DATA SUPPLIED.
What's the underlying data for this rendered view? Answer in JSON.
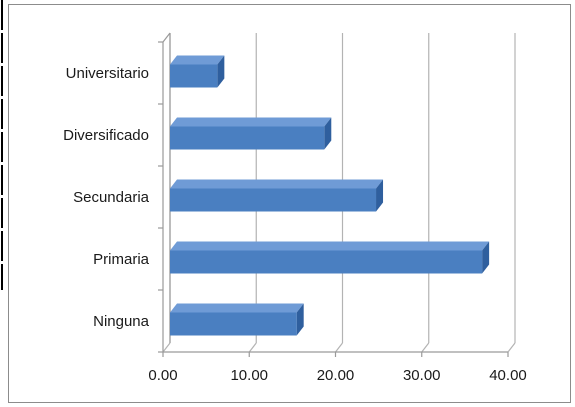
{
  "chart_data": {
    "type": "bar",
    "orientation": "horizontal",
    "style": "3d",
    "categories": [
      "Ninguna",
      "Primaria",
      "Secundaria",
      "Diversificado",
      "Universitario"
    ],
    "values": [
      15.5,
      37.0,
      24.7,
      18.7,
      6.3
    ],
    "xlim": [
      0,
      40
    ],
    "xticks": [
      "0.00",
      "10.00",
      "20.00",
      "30.00",
      "40.00"
    ],
    "title": "",
    "xlabel": "",
    "ylabel": "",
    "grid": true,
    "legend": "none",
    "colors": {
      "bar_front": "#4a7fc1",
      "bar_top": "#6f9bd6",
      "bar_side": "#2f5f9e",
      "gridline": "#b3b3b3",
      "frame_left_edge": "#000000",
      "frame_border": "#8c8c8c"
    }
  }
}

PROBLEM TO SOLVE.
Write out the full set of lines verbatim, without the pictures.

ANSWER TO THIS TASK.
What's the underlying data for this rendered view? Answer in JSON.
{
  "chart_data": {
    "type": "bar",
    "orientation": "horizontal",
    "style": "3d",
    "categories": [
      "Ninguna",
      "Primaria",
      "Secundaria",
      "Diversificado",
      "Universitario"
    ],
    "values": [
      15.5,
      37.0,
      24.7,
      18.7,
      6.3
    ],
    "xlim": [
      0,
      40
    ],
    "xticks": [
      "0.00",
      "10.00",
      "20.00",
      "30.00",
      "40.00"
    ],
    "title": "",
    "xlabel": "",
    "ylabel": "",
    "grid": true,
    "legend": "none",
    "colors": {
      "bar_front": "#4a7fc1",
      "bar_top": "#6f9bd6",
      "bar_side": "#2f5f9e",
      "gridline": "#b3b3b3",
      "frame_left_edge": "#000000",
      "frame_border": "#8c8c8c"
    }
  }
}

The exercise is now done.